EXERCISE OBJECTIVE => Pictures are not part of the copy; repeat everything else in the records exactly.

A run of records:
════════════════════
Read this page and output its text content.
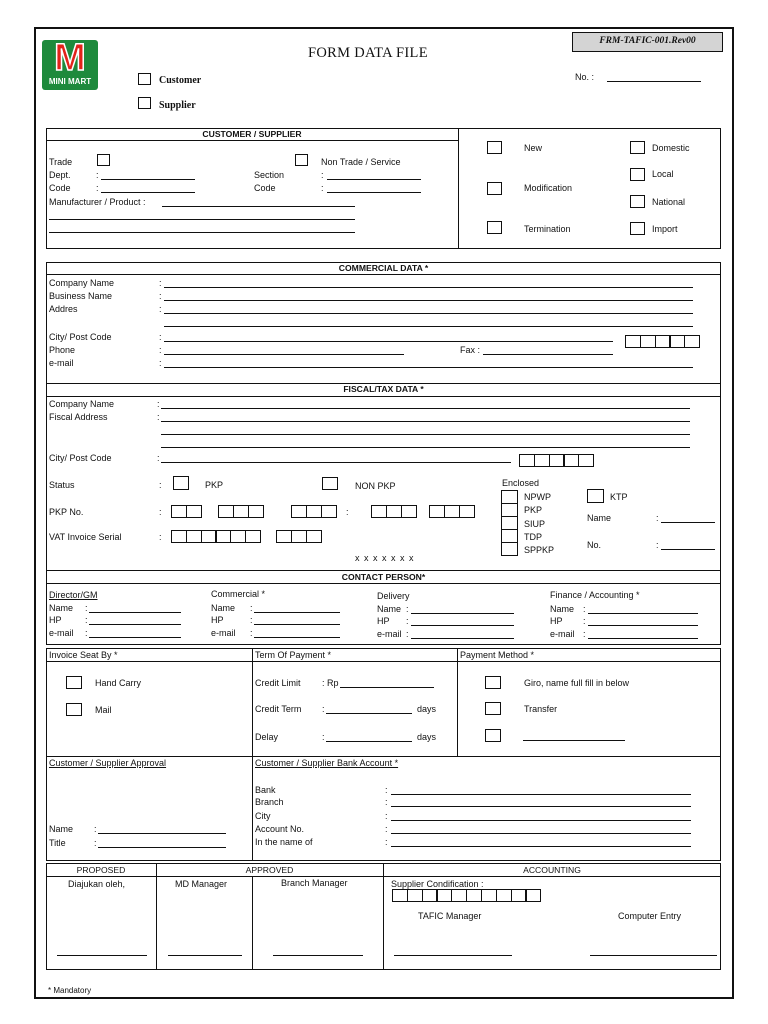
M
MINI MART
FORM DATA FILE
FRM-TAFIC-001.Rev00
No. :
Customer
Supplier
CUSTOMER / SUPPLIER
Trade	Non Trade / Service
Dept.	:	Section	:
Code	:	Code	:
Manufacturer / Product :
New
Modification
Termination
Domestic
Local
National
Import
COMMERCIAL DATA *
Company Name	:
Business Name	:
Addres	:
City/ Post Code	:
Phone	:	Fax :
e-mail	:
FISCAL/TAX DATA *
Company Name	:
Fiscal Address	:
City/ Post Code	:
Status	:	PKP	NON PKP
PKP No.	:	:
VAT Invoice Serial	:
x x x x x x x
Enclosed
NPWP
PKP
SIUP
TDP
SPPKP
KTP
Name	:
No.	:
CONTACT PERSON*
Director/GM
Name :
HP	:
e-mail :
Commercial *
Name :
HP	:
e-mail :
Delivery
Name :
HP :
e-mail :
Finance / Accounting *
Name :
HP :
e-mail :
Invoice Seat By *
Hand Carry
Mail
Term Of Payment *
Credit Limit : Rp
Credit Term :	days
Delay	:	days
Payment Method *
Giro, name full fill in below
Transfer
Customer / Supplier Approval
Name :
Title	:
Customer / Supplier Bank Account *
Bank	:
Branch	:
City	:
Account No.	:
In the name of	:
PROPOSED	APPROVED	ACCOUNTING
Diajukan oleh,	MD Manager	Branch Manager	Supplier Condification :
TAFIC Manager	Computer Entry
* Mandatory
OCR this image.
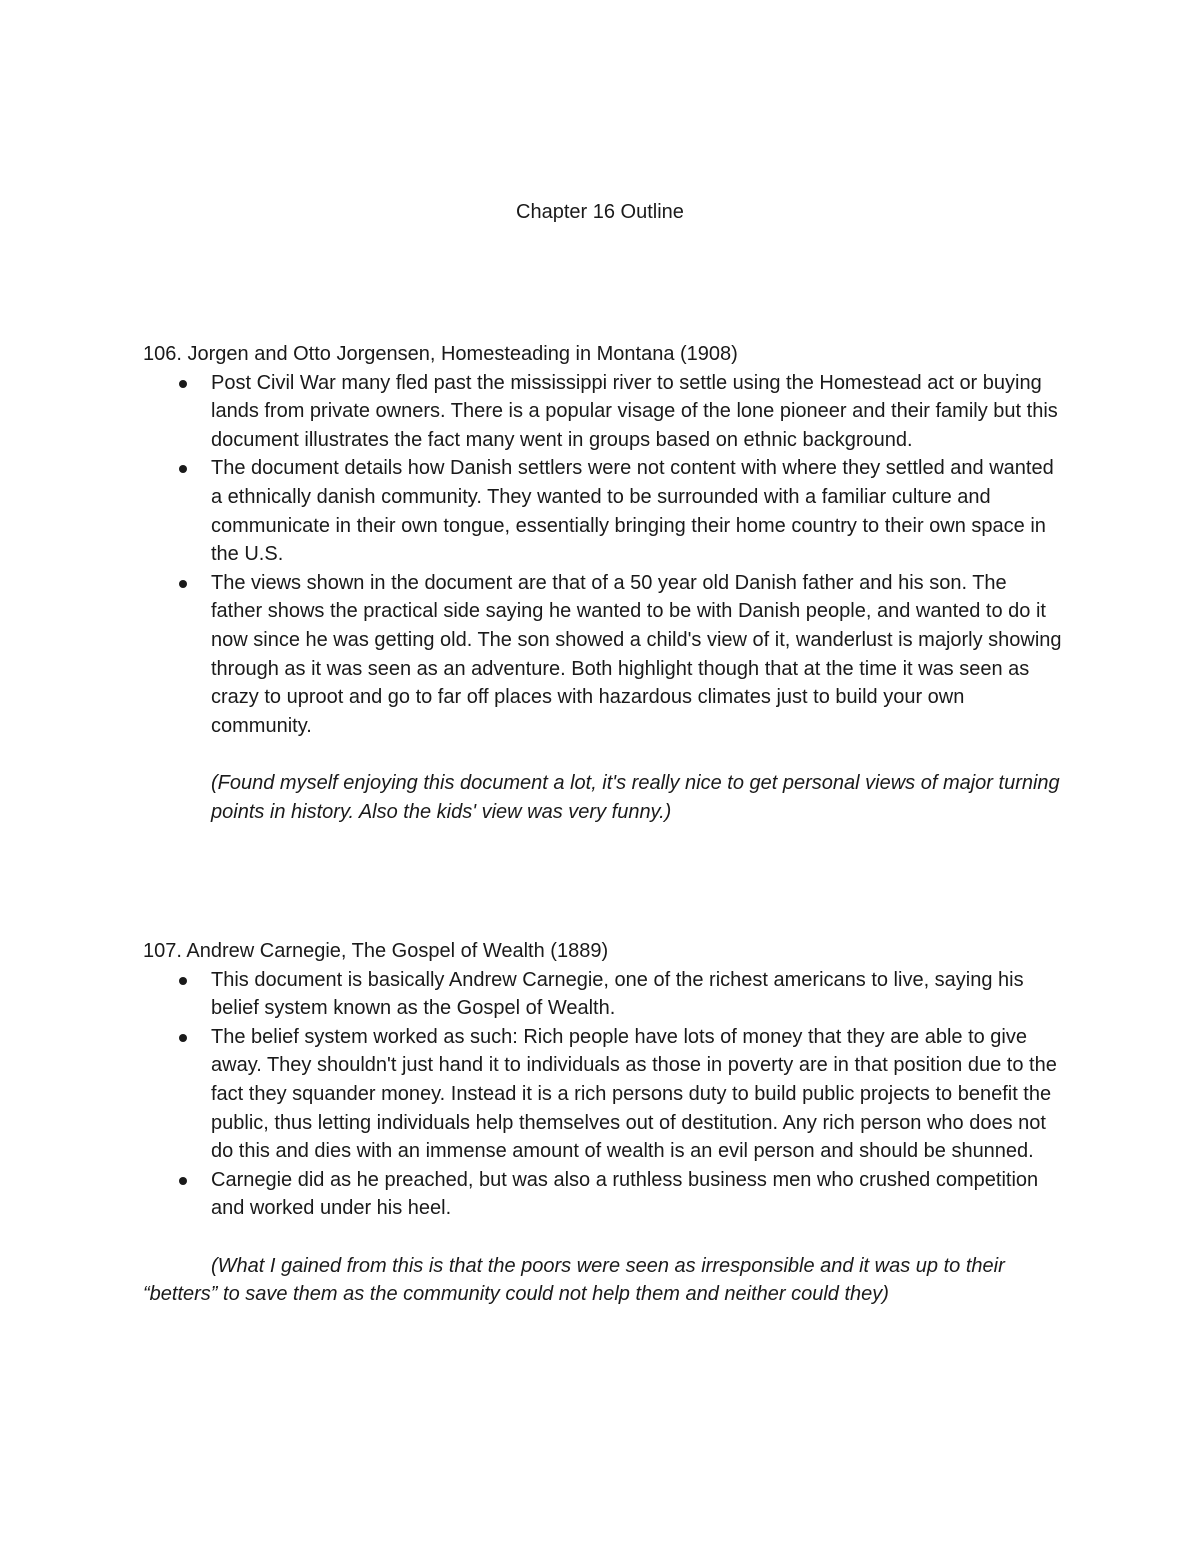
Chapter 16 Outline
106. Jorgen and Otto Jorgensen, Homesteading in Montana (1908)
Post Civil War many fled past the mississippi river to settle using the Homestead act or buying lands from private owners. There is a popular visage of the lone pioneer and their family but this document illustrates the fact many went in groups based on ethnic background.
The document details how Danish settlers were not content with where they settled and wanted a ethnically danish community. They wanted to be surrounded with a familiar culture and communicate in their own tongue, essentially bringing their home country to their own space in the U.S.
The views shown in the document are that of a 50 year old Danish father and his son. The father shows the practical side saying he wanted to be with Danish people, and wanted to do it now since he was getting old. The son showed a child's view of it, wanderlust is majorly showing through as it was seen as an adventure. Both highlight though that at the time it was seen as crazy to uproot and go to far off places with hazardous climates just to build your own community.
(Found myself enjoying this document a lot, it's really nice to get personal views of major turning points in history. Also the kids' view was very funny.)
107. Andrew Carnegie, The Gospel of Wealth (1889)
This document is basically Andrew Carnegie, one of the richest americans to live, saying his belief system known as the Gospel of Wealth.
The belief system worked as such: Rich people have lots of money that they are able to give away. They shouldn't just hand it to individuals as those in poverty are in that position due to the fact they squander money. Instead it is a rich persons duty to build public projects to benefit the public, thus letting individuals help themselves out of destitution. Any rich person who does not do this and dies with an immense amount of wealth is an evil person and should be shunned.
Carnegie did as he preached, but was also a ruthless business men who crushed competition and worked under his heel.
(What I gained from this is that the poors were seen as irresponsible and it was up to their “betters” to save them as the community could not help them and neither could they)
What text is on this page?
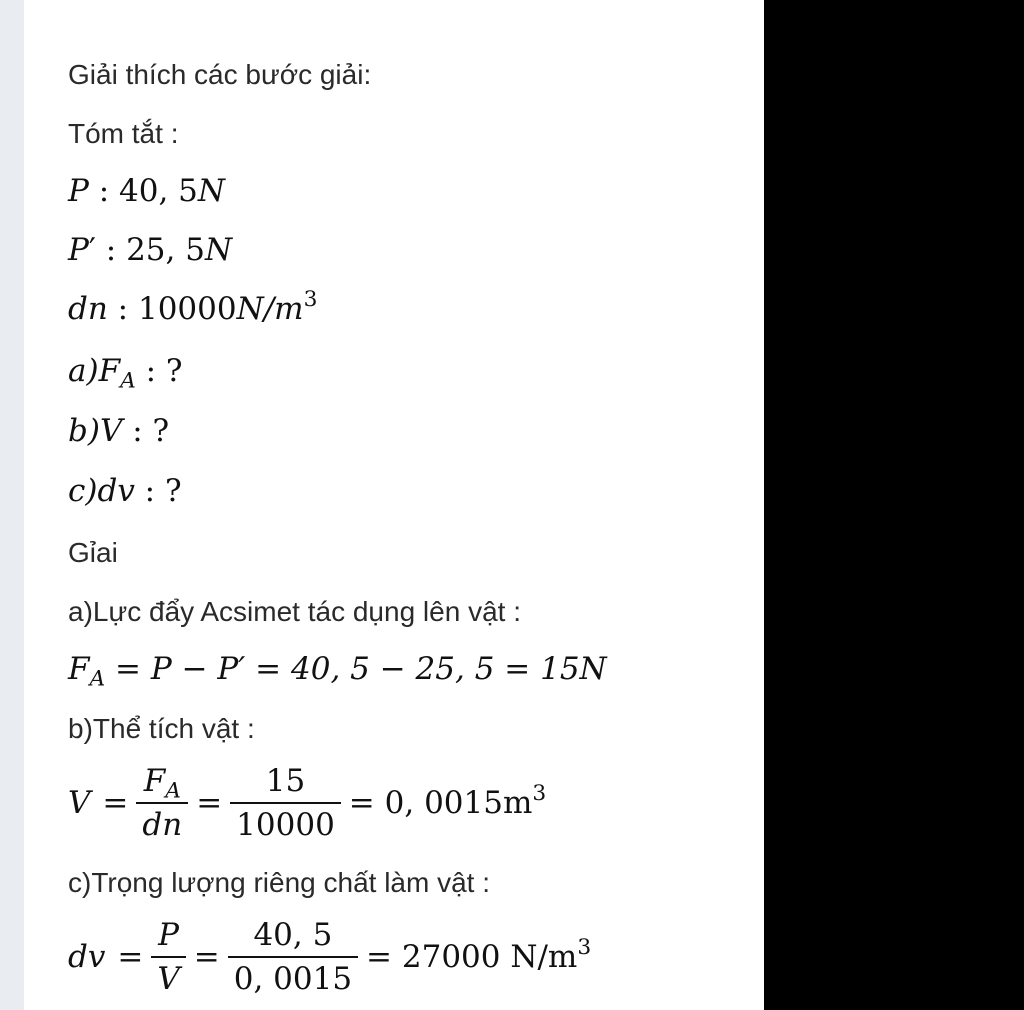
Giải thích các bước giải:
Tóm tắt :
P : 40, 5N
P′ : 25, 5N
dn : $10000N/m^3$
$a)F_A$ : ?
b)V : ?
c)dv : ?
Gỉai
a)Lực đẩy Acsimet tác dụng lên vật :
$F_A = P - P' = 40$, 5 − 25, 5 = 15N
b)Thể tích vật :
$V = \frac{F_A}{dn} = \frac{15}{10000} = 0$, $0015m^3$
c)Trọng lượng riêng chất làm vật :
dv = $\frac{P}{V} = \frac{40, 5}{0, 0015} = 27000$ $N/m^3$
════════════════════
THE COMPLETED TASK =>
Read this page and output its text content.
M
MINI MART
FORM DATA FILE
FRM-TAFIC-001.Rev00
No. :
Customer
Supplier
CUSTOMER / SUPPLIER
Trade	Non Trade / Service
Dept.	:	Section	:
Code	:	Code	:
Manufacturer / Product :
New
Modification
Termination
Domestic
Local
National
Import
COMMERCIAL DATA *
Company Name	:
Business Name	:
Addres	:
City/ Post Code	:
Phone	:	Fax :
e-mail	:
FISCAL/TAX DATA *
Company Name	:
Fiscal Address	:
City/ Post Code	:
Status	:	PKP	NON PKP
PKP No.	:	:
VAT Invoice Serial	:
x x x x x x x
Enclosed
NPWP
PKP
SIUP
TDP
SPPKP
KTP
Name	:
No.	:
CONTACT PERSON*
Director/GM
Name :
HP	:
e-mail :
Commercial *
Name :
HP	:
e-mail :
Delivery
Name :
HP :
e-mail :
Finance / Accounting *
Name :
HP :
e-mail :
Invoice Seat By *
Hand Carry
Mail
Term Of Payment *
Credit Limit : Rp
Credit Term :	days
Delay	:	days
Payment Method *
Giro, name full fill in below
Transfer
Customer / Supplier Approval
Name :
Title	:
Customer / Supplier Bank Account *
Bank	:
Branch	:
City	:
Account No.	:
In the name of	:
PROPOSED	APPROVED	ACCOUNTING
Diajukan oleh,	MD Manager	Branch Manager	Supplier Condification :
TAFIC Manager	Computer Entry
* Mandatory
OCR this image.
Chapter 16 Outline
106. Jorgen and Otto Jorgensen, Homesteading in Montana (1908)
Post Civil War many fled past the mississippi river to settle using the Homestead act or buying lands from private owners. There is a popular visage of the lone pioneer and their family but this document illustrates the fact many went in groups based on ethnic background.
The document details how Danish settlers were not content with where they settled and wanted a ethnically danish community. They wanted to be surrounded with a familiar culture and communicate in their own tongue, essentially bringing their home country to their own space in the U.S.
The views shown in the document are that of a 50 year old Danish father and his son. The father shows the practical side saying he wanted to be with Danish people, and wanted to do it now since he was getting old. The son showed a child's view of it, wanderlust is majorly showing through as it was seen as an adventure. Both highlight though that at the time it was seen as crazy to uproot and go to far off places with hazardous climates just to build your own community.
(Found myself enjoying this document a lot, it's really nice to get personal views of major turning points in history. Also the kids' view was very funny.)
107. Andrew Carnegie, The Gospel of Wealth (1889)
This document is basically Andrew Carnegie, one of the richest americans to live, saying his belief system known as the Gospel of Wealth.
The belief system worked as such: Rich people have lots of money that they are able to give away. They shouldn't just hand it to individuals as those in poverty are in that position due to the fact they squander money. Instead it is a rich persons duty to build public projects to benefit the public, thus letting individuals help themselves out of destitution. Any rich person who does not do this and dies with an immense amount of wealth is an evil person and should be shunned.
Carnegie did as he preached, but was also a ruthless business men who crushed competition and worked under his heel.
(What I gained from this is that the poors were seen as irresponsible and it was up to their “betters” to save them as the community could not help them and neither could they)
What text is on this page?
Giải thích các bước giải:
Tóm tắt :
P : 40, 5N
P′ : 25, 5N
dn : $10000N/m^3$
$a)F_A$ : ?
b)V : ?
c)dv : ?
Gỉai
a)Lực đẩy Acsimet tác dụng lên vật :
$F_A = P - P' = 40$, 5 − 25, 5 = 15N
b)Thể tích vật :
$V = \frac{F_A}{dn} = \frac{15}{10000} = 0$, $0015m^3$
c)Trọng lượng riêng chất làm vật :
dv = $\frac{P}{V} = \frac{40, 5}{0, 0015} = 27000$ $N/m^3$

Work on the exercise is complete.